Stated task> Write out the listing beneath this instruction in its entirety, exactly as it reads.

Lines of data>

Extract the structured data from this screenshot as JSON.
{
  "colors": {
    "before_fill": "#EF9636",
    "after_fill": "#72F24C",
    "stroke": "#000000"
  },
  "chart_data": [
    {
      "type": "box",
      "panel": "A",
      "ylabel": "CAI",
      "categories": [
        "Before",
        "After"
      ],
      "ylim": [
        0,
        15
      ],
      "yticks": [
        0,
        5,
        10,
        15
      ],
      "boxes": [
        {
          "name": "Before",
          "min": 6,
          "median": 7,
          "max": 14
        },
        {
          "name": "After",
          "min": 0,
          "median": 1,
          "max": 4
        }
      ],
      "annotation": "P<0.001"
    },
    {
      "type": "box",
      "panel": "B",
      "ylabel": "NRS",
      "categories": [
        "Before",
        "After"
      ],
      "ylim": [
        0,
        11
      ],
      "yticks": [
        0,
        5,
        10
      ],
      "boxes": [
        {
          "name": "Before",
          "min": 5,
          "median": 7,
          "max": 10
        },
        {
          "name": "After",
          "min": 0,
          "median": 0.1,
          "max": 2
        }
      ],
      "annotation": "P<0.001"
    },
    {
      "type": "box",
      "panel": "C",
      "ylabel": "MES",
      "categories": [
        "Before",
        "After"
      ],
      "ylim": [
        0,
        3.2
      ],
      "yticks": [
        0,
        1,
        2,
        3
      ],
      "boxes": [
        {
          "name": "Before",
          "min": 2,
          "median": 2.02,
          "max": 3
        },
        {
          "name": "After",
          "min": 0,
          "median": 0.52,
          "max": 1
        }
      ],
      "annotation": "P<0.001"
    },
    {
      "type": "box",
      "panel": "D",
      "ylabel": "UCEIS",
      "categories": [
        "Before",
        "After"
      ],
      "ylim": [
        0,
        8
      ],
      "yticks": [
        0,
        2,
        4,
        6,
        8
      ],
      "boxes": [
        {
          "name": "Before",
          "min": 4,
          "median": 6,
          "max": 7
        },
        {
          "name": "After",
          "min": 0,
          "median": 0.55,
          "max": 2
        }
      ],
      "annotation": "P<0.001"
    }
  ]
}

Exercise result>
Extract the structured data from this screenshot as JSON.
{
  "colors": {
    "before_fill": "#EF9636",
    "after_fill": "#72F24C",
    "stroke": "#000000"
  },
  "chart_data": [
    {
      "type": "box",
      "panel": "A",
      "ylabel": "CAI",
      "categories": [
        "Before",
        "After"
      ],
      "ylim": [
        0,
        15
      ],
      "yticks": [
        0,
        5,
        10,
        15
      ],
      "boxes": [
        {
          "name": "Before",
          "min": 6,
          "median": 7,
          "max": 14
        },
        {
          "name": "After",
          "min": 0,
          "median": 1,
          "max": 4
        }
      ],
      "annotation": "P<0.001"
    },
    {
      "type": "box",
      "panel": "B",
      "ylabel": "NRS",
      "categories": [
        "Before",
        "After"
      ],
      "ylim": [
        0,
        11
      ],
      "yticks": [
        0,
        5,
        10
      ],
      "boxes": [
        {
          "name": "Before",
          "min": 5,
          "median": 7,
          "max": 10
        },
        {
          "name": "After",
          "min": 0,
          "median": 0.1,
          "max": 2
        }
      ],
      "annotation": "P<0.001"
    },
    {
      "type": "box",
      "panel": "C",
      "ylabel": "MES",
      "categories": [
        "Before",
        "After"
      ],
      "ylim": [
        0,
        3.2
      ],
      "yticks": [
        0,
        1,
        2,
        3
      ],
      "boxes": [
        {
          "name": "Before",
          "min": 2,
          "median": 2.02,
          "max": 3
        },
        {
          "name": "After",
          "min": 0,
          "median": 0.52,
          "max": 1
        }
      ],
      "annotation": "P<0.001"
    },
    {
      "type": "box",
      "panel": "D",
      "ylabel": "UCEIS",
      "categories": [
        "Before",
        "After"
      ],
      "ylim": [
        0,
        8
      ],
      "yticks": [
        0,
        2,
        4,
        6,
        8
      ],
      "boxes": [
        {
          "name": "Before",
          "min": 4,
          "median": 6,
          "max": 7
        },
        {
          "name": "After",
          "min": 0,
          "median": 0.55,
          "max": 2
        }
      ],
      "annotation": "P<0.001"
    }
  ]
}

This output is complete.